• Given request
Using the records below, locate all lines containing "government" and return them.

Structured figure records
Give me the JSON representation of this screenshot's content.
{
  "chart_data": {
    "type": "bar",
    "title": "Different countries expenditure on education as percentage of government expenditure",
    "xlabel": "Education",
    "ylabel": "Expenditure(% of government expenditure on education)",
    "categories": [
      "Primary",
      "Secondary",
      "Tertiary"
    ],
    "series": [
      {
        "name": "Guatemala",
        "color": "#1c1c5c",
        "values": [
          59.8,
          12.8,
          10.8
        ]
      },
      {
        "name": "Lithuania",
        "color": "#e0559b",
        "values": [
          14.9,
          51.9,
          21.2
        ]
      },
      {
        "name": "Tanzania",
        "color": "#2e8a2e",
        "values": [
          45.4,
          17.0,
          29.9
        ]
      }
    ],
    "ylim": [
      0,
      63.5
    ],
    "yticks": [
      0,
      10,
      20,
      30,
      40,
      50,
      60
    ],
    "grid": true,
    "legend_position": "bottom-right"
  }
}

• Task result
    "title": "Different countries expenditure on education as percentage of government expenditure",
    "ylabel": "Expenditure(% of government expenditure on education)",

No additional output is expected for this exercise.